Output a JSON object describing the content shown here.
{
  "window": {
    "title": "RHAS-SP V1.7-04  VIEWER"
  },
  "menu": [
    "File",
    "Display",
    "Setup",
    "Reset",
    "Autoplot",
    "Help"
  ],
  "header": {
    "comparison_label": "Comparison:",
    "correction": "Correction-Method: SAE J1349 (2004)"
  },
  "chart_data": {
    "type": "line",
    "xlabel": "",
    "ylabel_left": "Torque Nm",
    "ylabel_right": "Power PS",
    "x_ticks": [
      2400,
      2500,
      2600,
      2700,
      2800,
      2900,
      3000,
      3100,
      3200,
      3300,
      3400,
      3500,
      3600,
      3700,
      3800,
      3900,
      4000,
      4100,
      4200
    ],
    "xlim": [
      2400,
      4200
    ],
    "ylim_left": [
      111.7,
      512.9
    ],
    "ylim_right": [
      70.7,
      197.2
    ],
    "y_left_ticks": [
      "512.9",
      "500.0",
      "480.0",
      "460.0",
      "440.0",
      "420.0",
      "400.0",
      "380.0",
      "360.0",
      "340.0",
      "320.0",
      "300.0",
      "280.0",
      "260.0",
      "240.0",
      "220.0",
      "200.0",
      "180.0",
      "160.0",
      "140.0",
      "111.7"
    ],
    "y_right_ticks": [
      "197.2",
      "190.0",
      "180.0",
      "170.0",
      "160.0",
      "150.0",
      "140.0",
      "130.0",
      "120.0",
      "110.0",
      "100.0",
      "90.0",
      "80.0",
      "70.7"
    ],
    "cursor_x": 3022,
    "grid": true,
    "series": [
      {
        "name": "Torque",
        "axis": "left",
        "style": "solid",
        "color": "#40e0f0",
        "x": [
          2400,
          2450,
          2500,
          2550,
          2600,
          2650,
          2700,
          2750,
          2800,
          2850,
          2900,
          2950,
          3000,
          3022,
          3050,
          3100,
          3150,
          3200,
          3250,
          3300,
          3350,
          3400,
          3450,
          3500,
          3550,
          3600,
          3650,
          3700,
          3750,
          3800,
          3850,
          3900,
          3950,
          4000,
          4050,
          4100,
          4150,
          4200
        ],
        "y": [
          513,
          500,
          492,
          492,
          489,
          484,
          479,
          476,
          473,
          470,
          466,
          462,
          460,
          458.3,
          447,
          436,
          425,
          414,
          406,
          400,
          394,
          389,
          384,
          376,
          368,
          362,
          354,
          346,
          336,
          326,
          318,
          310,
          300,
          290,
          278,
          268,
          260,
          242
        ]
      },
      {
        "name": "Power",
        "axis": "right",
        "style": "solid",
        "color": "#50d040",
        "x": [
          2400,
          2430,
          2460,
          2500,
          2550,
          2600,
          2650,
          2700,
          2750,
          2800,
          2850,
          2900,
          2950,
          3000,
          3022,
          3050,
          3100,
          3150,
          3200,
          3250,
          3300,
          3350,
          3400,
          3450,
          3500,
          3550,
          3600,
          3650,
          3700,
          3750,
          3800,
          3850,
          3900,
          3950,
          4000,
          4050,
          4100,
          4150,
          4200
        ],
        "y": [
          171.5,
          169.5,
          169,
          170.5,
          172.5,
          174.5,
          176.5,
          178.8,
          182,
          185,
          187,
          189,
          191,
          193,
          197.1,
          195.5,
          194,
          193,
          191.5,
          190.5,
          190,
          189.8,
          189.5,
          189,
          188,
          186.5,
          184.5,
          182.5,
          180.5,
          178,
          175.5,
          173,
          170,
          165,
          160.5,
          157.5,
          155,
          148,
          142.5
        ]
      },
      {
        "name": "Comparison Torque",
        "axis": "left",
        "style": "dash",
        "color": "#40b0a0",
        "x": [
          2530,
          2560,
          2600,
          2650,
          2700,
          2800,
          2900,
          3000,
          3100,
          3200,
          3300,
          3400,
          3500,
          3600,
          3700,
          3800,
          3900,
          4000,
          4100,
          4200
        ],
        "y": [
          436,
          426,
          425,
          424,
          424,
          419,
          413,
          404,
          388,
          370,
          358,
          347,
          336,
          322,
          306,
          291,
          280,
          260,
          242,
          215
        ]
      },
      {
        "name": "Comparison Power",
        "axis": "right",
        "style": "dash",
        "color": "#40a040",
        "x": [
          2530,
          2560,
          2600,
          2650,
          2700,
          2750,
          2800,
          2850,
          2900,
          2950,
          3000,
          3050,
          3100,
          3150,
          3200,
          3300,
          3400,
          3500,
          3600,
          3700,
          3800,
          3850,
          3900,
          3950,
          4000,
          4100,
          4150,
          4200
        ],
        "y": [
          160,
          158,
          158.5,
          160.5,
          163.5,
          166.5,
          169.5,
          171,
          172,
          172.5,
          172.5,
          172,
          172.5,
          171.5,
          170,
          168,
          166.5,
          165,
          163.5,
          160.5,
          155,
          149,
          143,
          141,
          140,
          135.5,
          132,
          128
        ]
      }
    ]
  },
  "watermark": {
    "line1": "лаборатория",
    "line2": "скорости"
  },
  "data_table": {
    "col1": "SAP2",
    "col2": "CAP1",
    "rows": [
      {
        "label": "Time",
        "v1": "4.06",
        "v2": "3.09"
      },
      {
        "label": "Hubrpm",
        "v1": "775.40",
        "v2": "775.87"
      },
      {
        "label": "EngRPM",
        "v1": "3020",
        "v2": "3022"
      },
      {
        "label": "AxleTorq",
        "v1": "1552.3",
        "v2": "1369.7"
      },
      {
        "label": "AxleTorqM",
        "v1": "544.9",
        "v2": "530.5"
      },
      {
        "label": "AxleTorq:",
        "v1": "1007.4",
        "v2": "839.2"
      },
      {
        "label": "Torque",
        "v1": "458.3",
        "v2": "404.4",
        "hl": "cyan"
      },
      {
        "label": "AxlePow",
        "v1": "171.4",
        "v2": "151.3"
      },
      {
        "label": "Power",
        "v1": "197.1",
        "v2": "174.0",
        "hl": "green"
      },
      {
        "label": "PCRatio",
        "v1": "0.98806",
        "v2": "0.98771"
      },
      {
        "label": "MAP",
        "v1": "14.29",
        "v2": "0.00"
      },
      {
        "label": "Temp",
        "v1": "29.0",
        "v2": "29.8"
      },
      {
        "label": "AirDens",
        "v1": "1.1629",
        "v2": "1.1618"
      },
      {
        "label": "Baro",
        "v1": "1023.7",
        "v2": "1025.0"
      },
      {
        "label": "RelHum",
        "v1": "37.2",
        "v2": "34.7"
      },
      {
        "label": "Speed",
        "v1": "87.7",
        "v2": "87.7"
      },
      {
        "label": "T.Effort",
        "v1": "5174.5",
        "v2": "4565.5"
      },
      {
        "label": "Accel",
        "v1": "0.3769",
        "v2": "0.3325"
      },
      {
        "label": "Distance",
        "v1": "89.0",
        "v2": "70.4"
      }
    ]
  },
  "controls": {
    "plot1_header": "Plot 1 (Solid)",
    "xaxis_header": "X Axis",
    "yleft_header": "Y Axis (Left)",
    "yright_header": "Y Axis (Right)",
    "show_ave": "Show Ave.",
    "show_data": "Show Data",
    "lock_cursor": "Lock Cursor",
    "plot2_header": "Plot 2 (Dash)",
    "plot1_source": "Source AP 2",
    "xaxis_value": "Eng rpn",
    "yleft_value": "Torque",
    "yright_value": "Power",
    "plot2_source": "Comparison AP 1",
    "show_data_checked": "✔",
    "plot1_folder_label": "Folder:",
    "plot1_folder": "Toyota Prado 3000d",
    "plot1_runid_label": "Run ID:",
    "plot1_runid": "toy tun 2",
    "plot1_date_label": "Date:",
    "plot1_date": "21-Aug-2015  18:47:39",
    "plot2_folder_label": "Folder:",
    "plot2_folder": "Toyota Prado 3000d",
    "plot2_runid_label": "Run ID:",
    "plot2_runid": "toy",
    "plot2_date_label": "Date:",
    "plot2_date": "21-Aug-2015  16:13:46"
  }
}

**What to produce**. From the listing above, copy every line that holds the string "Power".

**Completed exercise**.
    "ylabel_right": "Power PS",
        "name": "Power",
        "name": "Comparison Power",
        "label": "Power",
    "yright_value": "Power",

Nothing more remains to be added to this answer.